LISTING.
>>

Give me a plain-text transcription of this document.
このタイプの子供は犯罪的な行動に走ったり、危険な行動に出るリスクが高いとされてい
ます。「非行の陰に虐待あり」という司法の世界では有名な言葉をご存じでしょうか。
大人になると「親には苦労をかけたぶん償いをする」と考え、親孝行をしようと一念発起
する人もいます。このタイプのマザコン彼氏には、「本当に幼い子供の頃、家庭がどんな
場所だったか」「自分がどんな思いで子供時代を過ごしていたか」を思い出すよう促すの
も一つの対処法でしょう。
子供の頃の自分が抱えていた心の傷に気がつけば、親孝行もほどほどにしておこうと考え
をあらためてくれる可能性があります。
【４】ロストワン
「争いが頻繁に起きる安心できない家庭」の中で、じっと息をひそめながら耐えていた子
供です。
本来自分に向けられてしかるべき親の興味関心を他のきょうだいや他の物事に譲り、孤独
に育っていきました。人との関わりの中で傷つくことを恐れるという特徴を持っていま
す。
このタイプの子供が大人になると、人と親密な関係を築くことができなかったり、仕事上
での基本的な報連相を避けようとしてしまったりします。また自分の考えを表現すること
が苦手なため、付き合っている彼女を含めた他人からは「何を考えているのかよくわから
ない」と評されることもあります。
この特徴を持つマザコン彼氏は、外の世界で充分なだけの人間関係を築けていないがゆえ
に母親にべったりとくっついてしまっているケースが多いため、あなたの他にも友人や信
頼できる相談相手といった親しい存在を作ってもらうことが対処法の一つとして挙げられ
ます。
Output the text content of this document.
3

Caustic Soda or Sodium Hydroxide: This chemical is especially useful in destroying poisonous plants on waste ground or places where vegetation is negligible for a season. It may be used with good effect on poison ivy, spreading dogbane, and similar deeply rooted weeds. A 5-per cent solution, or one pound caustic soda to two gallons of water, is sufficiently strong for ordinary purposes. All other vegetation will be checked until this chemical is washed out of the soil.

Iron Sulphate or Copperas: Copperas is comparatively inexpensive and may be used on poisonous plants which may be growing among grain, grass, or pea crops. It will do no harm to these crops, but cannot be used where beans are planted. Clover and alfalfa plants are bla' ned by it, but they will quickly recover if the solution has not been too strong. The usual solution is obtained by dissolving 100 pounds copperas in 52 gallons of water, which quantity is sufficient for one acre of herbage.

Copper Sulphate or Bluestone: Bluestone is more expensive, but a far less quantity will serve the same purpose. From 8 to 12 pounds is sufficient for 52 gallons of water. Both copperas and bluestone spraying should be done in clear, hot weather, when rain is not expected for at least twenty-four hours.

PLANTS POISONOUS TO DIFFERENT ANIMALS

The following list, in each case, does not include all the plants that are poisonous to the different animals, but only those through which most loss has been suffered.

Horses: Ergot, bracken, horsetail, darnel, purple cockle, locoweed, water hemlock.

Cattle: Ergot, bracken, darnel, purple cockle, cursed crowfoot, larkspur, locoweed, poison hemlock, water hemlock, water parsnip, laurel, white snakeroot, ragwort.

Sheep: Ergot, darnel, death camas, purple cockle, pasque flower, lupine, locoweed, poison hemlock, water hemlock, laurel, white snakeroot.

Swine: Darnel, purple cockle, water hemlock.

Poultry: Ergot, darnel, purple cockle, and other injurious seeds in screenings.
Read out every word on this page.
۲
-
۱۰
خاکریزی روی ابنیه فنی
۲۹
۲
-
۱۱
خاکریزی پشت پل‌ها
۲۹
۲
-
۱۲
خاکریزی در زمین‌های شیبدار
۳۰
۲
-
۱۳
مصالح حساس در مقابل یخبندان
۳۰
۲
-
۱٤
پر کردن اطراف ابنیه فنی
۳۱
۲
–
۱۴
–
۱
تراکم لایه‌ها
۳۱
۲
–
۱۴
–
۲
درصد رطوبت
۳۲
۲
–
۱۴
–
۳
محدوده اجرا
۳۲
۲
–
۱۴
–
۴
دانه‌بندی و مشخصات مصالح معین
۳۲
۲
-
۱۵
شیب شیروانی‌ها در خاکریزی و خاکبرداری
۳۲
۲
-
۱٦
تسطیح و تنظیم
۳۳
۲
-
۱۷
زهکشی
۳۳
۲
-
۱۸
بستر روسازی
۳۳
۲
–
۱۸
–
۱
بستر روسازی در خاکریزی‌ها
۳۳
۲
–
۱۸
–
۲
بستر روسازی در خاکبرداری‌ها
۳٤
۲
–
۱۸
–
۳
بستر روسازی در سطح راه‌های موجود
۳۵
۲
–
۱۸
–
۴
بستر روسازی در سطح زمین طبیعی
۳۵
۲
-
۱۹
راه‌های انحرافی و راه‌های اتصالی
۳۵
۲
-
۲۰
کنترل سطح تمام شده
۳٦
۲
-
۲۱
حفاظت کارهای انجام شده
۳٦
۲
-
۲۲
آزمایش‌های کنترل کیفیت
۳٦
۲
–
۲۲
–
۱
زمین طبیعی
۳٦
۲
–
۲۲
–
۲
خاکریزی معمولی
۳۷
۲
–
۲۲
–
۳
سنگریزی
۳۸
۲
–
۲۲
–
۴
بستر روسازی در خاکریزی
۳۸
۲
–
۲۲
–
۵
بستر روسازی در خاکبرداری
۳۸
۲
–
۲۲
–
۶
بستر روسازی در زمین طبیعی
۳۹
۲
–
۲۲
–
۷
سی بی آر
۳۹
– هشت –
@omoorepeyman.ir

<<

WHAT IS BEING ASKED.
Gather and copy every line of the data in which the string "will" is found.

EXPECTED ANSWER.
Caustic Soda or Sodium Hydroxide: This chemical is especially useful in destroying poisonous plants on waste ground or places where vegetation is negligible for a season. It may be used with good effect on poison ivy, spreading dogbane, and similar deeply rooted weeds. A 5-per cent solution, or one pound caustic soda to two gallons of water, is sufficiently strong for ordinary purposes. All other vegetation will be checked until this chemical is washed out of the soil.
Iron Sulphate or Copperas: Copperas is comparatively inexpensive and may be used on poisonous plants which may be growing among grain, grass, or pea crops. It will do no harm to these crops, but cannot be used where beans are planted. Clover and alfalfa plants are bla' ned by it, but they will quickly recover if the solution has not been too strong. The usual solution is obtained by dissolving 100 pounds copperas in 52 gallons of water, which quantity is sufficient for one acre of herbage.
Copper Sulphate or Bluestone: Bluestone is more expensive, but a far less quantity will serve the same purpose. From 8 to 12 pounds is sufficient for 52 gallons of water. Both copperas and bluestone spraying should be done in clear, hot weather, when rain is not expected for at least twenty-four hours.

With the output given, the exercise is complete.